→ Instructions for the task
Reproduce all records verbatim.

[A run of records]
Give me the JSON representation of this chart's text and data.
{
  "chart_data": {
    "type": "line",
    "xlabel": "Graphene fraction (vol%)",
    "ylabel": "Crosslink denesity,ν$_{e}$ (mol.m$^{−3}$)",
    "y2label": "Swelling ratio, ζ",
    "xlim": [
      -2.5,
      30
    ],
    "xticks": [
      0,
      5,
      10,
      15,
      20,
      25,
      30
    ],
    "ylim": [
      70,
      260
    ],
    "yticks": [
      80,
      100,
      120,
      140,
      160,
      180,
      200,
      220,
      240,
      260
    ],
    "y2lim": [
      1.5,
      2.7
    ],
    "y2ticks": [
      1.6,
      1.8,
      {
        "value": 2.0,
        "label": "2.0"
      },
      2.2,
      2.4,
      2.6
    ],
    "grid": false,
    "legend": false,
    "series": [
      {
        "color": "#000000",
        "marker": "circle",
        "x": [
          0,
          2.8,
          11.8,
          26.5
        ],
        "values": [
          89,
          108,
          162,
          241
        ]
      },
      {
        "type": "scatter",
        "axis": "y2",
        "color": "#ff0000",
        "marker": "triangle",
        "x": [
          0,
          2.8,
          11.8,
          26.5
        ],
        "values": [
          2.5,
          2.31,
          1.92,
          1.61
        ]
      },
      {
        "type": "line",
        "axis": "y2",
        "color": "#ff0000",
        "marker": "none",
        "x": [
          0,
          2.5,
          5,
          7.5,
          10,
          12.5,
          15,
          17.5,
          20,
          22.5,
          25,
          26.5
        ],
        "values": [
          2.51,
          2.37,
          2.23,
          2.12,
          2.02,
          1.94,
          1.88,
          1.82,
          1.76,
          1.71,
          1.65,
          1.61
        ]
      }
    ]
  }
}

→ Answer for the task
Give me the JSON representation of this chart's text and data.
{
  "chart_data": {
    "type": "line",
    "xlabel": "Graphene fraction (vol%)",
    "ylabel": "Crosslink denesity,ν$_{e}$ (mol.m$^{−3}$)",
    "y2label": "Swelling ratio, ζ",
    "xlim": [
      -2.5,
      30
    ],
    "xticks": [
      0,
      5,
      10,
      15,
      20,
      25,
      30
    ],
    "ylim": [
      70,
      260
    ],
    "yticks": [
      80,
      100,
      120,
      140,
      160,
      180,
      200,
      220,
      240,
      260
    ],
    "y2lim": [
      1.5,
      2.7
    ],
    "y2ticks": [
      1.6,
      1.8,
      {
        "value": 2.0,
        "label": "2.0"
      },
      2.2,
      2.4,
      2.6
    ],
    "grid": false,
    "legend": false,
    "series": [
      {
        "color": "#000000",
        "marker": "circle",
        "x": [
          0,
          2.8,
          11.8,
          26.5
        ],
        "values": [
          89,
          108,
          162,
          241
        ]
      },
      {
        "type": "scatter",
        "axis": "y2",
        "color": "#ff0000",
        "marker": "triangle",
        "x": [
          0,
          2.8,
          11.8,
          26.5
        ],
        "values": [
          2.5,
          2.31,
          1.92,
          1.61
        ]
      },
      {
        "type": "line",
        "axis": "y2",
        "color": "#ff0000",
        "marker": "none",
        "x": [
          0,
          2.5,
          5,
          7.5,
          10,
          12.5,
          15,
          17.5,
          20,
          22.5,
          25,
          26.5
        ],
        "values": [
          2.51,
          2.37,
          2.23,
          2.12,
          2.02,
          1.94,
          1.88,
          1.82,
          1.76,
          1.71,
          1.65,
          1.61
        ]
      }
    ]
  }
}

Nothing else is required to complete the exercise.